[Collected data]
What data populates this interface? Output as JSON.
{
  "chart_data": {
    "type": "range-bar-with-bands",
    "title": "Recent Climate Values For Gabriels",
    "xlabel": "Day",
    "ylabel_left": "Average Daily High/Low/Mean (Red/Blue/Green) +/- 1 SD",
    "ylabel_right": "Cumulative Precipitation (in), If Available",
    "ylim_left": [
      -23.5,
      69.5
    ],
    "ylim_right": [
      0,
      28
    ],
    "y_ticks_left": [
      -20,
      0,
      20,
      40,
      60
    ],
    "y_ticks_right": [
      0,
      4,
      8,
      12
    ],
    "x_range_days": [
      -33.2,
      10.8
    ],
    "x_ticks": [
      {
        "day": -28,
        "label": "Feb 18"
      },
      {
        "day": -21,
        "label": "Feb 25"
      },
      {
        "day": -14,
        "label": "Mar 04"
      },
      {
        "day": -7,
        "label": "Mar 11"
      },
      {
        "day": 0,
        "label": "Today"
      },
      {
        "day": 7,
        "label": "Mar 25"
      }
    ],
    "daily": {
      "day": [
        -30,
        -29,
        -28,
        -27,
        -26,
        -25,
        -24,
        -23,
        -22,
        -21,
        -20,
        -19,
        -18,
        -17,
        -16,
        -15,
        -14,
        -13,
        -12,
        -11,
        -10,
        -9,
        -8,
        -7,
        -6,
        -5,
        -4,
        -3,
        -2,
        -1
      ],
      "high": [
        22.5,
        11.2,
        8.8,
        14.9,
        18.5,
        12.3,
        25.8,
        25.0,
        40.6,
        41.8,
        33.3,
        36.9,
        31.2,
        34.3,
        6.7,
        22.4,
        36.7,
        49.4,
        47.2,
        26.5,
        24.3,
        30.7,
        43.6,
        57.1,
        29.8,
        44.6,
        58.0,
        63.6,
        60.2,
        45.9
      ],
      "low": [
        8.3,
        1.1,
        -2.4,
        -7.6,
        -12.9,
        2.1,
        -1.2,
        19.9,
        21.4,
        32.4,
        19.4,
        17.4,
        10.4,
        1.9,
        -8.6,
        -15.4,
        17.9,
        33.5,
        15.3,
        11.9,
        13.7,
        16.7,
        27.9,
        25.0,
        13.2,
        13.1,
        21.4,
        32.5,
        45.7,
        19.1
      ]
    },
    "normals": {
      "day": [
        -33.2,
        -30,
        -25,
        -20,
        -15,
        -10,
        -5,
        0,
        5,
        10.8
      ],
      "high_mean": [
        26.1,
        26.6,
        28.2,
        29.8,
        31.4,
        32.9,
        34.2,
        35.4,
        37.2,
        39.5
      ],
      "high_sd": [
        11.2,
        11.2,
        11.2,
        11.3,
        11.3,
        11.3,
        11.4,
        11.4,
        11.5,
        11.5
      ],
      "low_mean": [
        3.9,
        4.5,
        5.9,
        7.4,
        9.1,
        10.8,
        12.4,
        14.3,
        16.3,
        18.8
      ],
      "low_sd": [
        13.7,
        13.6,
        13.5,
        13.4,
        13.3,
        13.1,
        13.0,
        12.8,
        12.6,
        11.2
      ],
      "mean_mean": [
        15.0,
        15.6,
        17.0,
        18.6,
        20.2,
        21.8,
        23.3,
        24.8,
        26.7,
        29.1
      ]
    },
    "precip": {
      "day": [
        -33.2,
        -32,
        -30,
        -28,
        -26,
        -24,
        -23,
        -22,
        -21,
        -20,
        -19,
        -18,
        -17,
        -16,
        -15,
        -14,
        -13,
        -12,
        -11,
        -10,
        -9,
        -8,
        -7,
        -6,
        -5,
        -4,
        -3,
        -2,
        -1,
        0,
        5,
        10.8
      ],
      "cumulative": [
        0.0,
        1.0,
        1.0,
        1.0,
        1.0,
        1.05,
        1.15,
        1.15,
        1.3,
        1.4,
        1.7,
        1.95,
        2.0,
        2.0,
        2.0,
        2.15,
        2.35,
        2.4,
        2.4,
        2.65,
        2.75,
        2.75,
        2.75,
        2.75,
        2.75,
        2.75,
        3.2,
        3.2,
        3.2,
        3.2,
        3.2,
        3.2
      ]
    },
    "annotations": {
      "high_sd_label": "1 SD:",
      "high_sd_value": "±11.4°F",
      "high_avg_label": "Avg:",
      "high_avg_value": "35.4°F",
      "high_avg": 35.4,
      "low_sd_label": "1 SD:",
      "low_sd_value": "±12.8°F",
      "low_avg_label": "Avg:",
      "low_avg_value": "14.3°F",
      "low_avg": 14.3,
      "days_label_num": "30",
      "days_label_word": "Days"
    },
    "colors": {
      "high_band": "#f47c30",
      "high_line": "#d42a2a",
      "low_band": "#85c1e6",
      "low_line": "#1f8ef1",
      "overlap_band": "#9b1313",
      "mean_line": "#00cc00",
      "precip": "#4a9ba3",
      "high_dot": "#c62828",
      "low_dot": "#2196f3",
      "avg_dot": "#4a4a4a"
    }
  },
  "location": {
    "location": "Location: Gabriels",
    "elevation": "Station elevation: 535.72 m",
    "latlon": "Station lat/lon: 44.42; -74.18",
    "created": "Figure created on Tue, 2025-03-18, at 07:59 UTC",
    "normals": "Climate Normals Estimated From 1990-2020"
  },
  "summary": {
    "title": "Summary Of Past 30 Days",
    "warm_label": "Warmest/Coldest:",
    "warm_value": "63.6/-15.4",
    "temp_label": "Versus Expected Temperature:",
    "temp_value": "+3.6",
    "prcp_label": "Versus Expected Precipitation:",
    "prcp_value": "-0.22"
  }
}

=== SHORT EXERCISE ===
Send back each record exactly as it stands.

=== WRITTEN RESPONSE ===
What data populates this interface? Output as JSON.
{
  "chart_data": {
    "type": "range-bar-with-bands",
    "title": "Recent Climate Values For Gabriels",
    "xlabel": "Day",
    "ylabel_left": "Average Daily High/Low/Mean (Red/Blue/Green) +/- 1 SD",
    "ylabel_right": "Cumulative Precipitation (in), If Available",
    "ylim_left": [
      -23.5,
      69.5
    ],
    "ylim_right": [
      0,
      28
    ],
    "y_ticks_left": [
      -20,
      0,
      20,
      40,
      60
    ],
    "y_ticks_right": [
      0,
      4,
      8,
      12
    ],
    "x_range_days": [
      -33.2,
      10.8
    ],
    "x_ticks": [
      {
        "day": -28,
        "label": "Feb 18"
      },
      {
        "day": -21,
        "label": "Feb 25"
      },
      {
        "day": -14,
        "label": "Mar 04"
      },
      {
        "day": -7,
        "label": "Mar 11"
      },
      {
        "day": 0,
        "label": "Today"
      },
      {
        "day": 7,
        "label": "Mar 25"
      }
    ],
    "daily": {
      "day": [
        -30,
        -29,
        -28,
        -27,
        -26,
        -25,
        -24,
        -23,
        -22,
        -21,
        -20,
        -19,
        -18,
        -17,
        -16,
        -15,
        -14,
        -13,
        -12,
        -11,
        -10,
        -9,
        -8,
        -7,
        -6,
        -5,
        -4,
        -3,
        -2,
        -1
      ],
      "high": [
        22.5,
        11.2,
        8.8,
        14.9,
        18.5,
        12.3,
        25.8,
        25.0,
        40.6,
        41.8,
        33.3,
        36.9,
        31.2,
        34.3,
        6.7,
        22.4,
        36.7,
        49.4,
        47.2,
        26.5,
        24.3,
        30.7,
        43.6,
        57.1,
        29.8,
        44.6,
        58.0,
        63.6,
        60.2,
        45.9
      ],
      "low": [
        8.3,
        1.1,
        -2.4,
        -7.6,
        -12.9,
        2.1,
        -1.2,
        19.9,
        21.4,
        32.4,
        19.4,
        17.4,
        10.4,
        1.9,
        -8.6,
        -15.4,
        17.9,
        33.5,
        15.3,
        11.9,
        13.7,
        16.7,
        27.9,
        25.0,
        13.2,
        13.1,
        21.4,
        32.5,
        45.7,
        19.1
      ]
    },
    "normals": {
      "day": [
        -33.2,
        -30,
        -25,
        -20,
        -15,
        -10,
        -5,
        0,
        5,
        10.8
      ],
      "high_mean": [
        26.1,
        26.6,
        28.2,
        29.8,
        31.4,
        32.9,
        34.2,
        35.4,
        37.2,
        39.5
      ],
      "high_sd": [
        11.2,
        11.2,
        11.2,
        11.3,
        11.3,
        11.3,
        11.4,
        11.4,
        11.5,
        11.5
      ],
      "low_mean": [
        3.9,
        4.5,
        5.9,
        7.4,
        9.1,
        10.8,
        12.4,
        14.3,
        16.3,
        18.8
      ],
      "low_sd": [
        13.7,
        13.6,
        13.5,
        13.4,
        13.3,
        13.1,
        13.0,
        12.8,
        12.6,
        11.2
      ],
      "mean_mean": [
        15.0,
        15.6,
        17.0,
        18.6,
        20.2,
        21.8,
        23.3,
        24.8,
        26.7,
        29.1
      ]
    },
    "precip": {
      "day": [
        -33.2,
        -32,
        -30,
        -28,
        -26,
        -24,
        -23,
        -22,
        -21,
        -20,
        -19,
        -18,
        -17,
        -16,
        -15,
        -14,
        -13,
        -12,
        -11,
        -10,
        -9,
        -8,
        -7,
        -6,
        -5,
        -4,
        -3,
        -2,
        -1,
        0,
        5,
        10.8
      ],
      "cumulative": [
        0.0,
        1.0,
        1.0,
        1.0,
        1.0,
        1.05,
        1.15,
        1.15,
        1.3,
        1.4,
        1.7,
        1.95,
        2.0,
        2.0,
        2.0,
        2.15,
        2.35,
        2.4,
        2.4,
        2.65,
        2.75,
        2.75,
        2.75,
        2.75,
        2.75,
        2.75,
        3.2,
        3.2,
        3.2,
        3.2,
        3.2,
        3.2
      ]
    },
    "annotations": {
      "high_sd_label": "1 SD:",
      "high_sd_value": "±11.4°F",
      "high_avg_label": "Avg:",
      "high_avg_value": "35.4°F",
      "high_avg": 35.4,
      "low_sd_label": "1 SD:",
      "low_sd_value": "±12.8°F",
      "low_avg_label": "Avg:",
      "low_avg_value": "14.3°F",
      "low_avg": 14.3,
      "days_label_num": "30",
      "days_label_word": "Days"
    },
    "colors": {
      "high_band": "#f47c30",
      "high_line": "#d42a2a",
      "low_band": "#85c1e6",
      "low_line": "#1f8ef1",
      "overlap_band": "#9b1313",
      "mean_line": "#00cc00",
      "precip": "#4a9ba3",
      "high_dot": "#c62828",
      "low_dot": "#2196f3",
      "avg_dot": "#4a4a4a"
    }
  },
  "location": {
    "location": "Location: Gabriels",
    "elevation": "Station elevation: 535.72 m",
    "latlon": "Station lat/lon: 44.42; -74.18",
    "created": "Figure created on Tue, 2025-03-18, at 07:59 UTC",
    "normals": "Climate Normals Estimated From 1990-2020"
  },
  "summary": {
    "title": "Summary Of Past 30 Days",
    "warm_label": "Warmest/Coldest:",
    "warm_value": "63.6/-15.4",
    "temp_label": "Versus Expected Temperature:",
    "temp_value": "+3.6",
    "prcp_label": "Versus Expected Precipitation:",
    "prcp_value": "-0.22"
  }
}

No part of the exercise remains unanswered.